[Coordinate annotation records]
******************************

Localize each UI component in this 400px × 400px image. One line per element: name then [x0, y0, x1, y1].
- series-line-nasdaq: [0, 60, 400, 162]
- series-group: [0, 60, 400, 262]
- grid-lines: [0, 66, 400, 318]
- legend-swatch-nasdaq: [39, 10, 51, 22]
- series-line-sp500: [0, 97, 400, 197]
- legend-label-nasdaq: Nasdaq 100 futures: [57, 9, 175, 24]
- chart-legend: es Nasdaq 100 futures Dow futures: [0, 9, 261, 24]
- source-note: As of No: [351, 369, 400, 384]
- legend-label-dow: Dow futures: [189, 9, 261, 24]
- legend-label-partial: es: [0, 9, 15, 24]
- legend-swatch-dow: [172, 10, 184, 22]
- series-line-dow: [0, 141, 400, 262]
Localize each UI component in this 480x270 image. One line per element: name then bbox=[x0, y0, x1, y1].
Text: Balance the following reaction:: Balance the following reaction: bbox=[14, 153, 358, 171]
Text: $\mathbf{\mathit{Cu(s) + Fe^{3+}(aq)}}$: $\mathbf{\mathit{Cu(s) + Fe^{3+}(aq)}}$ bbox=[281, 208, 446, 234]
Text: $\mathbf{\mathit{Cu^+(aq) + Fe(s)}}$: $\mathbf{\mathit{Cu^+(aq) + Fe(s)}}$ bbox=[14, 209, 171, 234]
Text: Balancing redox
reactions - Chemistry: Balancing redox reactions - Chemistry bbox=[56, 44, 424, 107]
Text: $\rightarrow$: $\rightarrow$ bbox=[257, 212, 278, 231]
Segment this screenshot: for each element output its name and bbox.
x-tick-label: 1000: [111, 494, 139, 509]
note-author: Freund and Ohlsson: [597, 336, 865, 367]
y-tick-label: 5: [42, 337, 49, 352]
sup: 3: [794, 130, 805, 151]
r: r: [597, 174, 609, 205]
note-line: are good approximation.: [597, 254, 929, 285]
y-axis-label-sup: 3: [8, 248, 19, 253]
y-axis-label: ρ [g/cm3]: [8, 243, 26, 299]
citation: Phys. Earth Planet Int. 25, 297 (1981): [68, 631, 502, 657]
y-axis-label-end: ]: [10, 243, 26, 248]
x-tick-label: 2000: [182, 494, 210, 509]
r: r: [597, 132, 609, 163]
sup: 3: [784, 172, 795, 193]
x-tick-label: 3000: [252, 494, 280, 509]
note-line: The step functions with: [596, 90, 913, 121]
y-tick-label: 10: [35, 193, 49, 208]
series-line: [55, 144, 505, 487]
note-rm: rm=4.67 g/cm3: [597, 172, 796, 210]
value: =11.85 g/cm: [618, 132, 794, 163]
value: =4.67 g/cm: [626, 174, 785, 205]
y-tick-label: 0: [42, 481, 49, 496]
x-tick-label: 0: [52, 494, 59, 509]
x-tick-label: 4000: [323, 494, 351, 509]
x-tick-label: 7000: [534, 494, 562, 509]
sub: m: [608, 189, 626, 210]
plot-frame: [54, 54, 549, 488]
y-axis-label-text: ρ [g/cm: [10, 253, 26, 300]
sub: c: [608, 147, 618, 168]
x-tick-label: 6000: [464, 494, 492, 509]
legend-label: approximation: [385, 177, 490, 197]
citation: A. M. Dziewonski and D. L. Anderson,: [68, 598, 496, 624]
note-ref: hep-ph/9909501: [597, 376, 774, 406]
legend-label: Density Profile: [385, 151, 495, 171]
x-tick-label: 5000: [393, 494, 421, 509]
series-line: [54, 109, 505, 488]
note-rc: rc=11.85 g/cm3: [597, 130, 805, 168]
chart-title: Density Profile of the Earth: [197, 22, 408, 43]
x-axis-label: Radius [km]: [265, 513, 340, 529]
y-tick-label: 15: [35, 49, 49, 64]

******************************

■ Problem ■
Transcribe all of the lines above without changing anything.

■ Exercise result ■
Localize each UI component in this 400px × 400px image. One line per element: name then [x0, y0, x1, y1].
- series-line-nasdaq: [0, 60, 400, 162]
- series-group: [0, 60, 400, 262]
- grid-lines: [0, 66, 400, 318]
- legend-swatch-nasdaq: [39, 10, 51, 22]
- series-line-sp500: [0, 97, 400, 197]
- legend-label-nasdaq: Nasdaq 100 futures: [57, 9, 175, 24]
- chart-legend: es Nasdaq 100 futures Dow futures: [0, 9, 261, 24]
- source-note: As of No: [351, 369, 400, 384]
- legend-label-dow: Dow futures: [189, 9, 261, 24]
- legend-label-partial: es: [0, 9, 15, 24]
- legend-swatch-dow: [172, 10, 184, 22]
- series-line-dow: [0, 141, 400, 262]
Localize each UI component in this 480x270 image. One line per element: name then bbox=[x0, y0, x1, y1].
Text: Balance the following reaction:: Balance the following reaction: bbox=[14, 153, 358, 171]
Text: $\mathbf{\mathit{Cu(s) + Fe^{3+}(aq)}}$: $\mathbf{\mathit{Cu(s) + Fe^{3+}(aq)}}$ bbox=[281, 208, 446, 234]
Text: $\mathbf{\mathit{Cu^+(aq) + Fe(s)}}$: $\mathbf{\mathit{Cu^+(aq) + Fe(s)}}$ bbox=[14, 209, 171, 234]
Text: Balancing redox
reactions - Chemistry: Balancing redox reactions - Chemistry bbox=[56, 44, 424, 107]
Text: $\rightarrow$: $\rightarrow$ bbox=[257, 212, 278, 231]
Segment this screenshot: for each element output its name and bbox.
x-tick-label: 1000: [111, 494, 139, 509]
note-author: Freund and Ohlsson: [597, 336, 865, 367]
y-tick-label: 5: [42, 337, 49, 352]
sup: 3: [794, 130, 805, 151]
r: r: [597, 174, 609, 205]
note-line: are good approximation.: [597, 254, 929, 285]
y-axis-label-sup: 3: [8, 248, 19, 253]
y-axis-label: ρ [g/cm3]: [8, 243, 26, 299]
citation: Phys. Earth Planet Int. 25, 297 (1981): [68, 631, 502, 657]
y-axis-label-end: ]: [10, 243, 26, 248]
x-tick-label: 2000: [182, 494, 210, 509]
r: r: [597, 132, 609, 163]
sup: 3: [784, 172, 795, 193]
x-tick-label: 3000: [252, 494, 280, 509]
note-line: The step functions with: [596, 90, 913, 121]
y-tick-label: 10: [35, 193, 49, 208]
series-line: [55, 144, 505, 487]
note-rm: rm=4.67 g/cm3: [597, 172, 796, 210]
value: =11.85 g/cm: [618, 132, 794, 163]
value: =4.67 g/cm: [626, 174, 785, 205]
y-tick-label: 0: [42, 481, 49, 496]
x-tick-label: 0: [52, 494, 59, 509]
x-tick-label: 4000: [323, 494, 351, 509]
x-tick-label: 7000: [534, 494, 562, 509]
sub: m: [608, 189, 626, 210]
plot-frame: [54, 54, 549, 488]
y-axis-label-text: ρ [g/cm: [10, 253, 26, 300]
sub: c: [608, 147, 618, 168]
x-tick-label: 6000: [464, 494, 492, 509]
legend-label: approximation: [385, 177, 490, 197]
citation: A. M. Dziewonski and D. L. Anderson,: [68, 598, 496, 624]
note-ref: hep-ph/9909501: [597, 376, 774, 406]
legend-label: Density Profile: [385, 151, 495, 171]
x-tick-label: 5000: [393, 494, 421, 509]
series-line: [54, 109, 505, 488]
note-rc: rc=11.85 g/cm3: [597, 130, 805, 168]
chart-title: Density Profile of the Earth: [197, 22, 408, 43]
x-axis-label: Radius [km]: [265, 513, 340, 529]
y-tick-label: 15: [35, 49, 49, 64]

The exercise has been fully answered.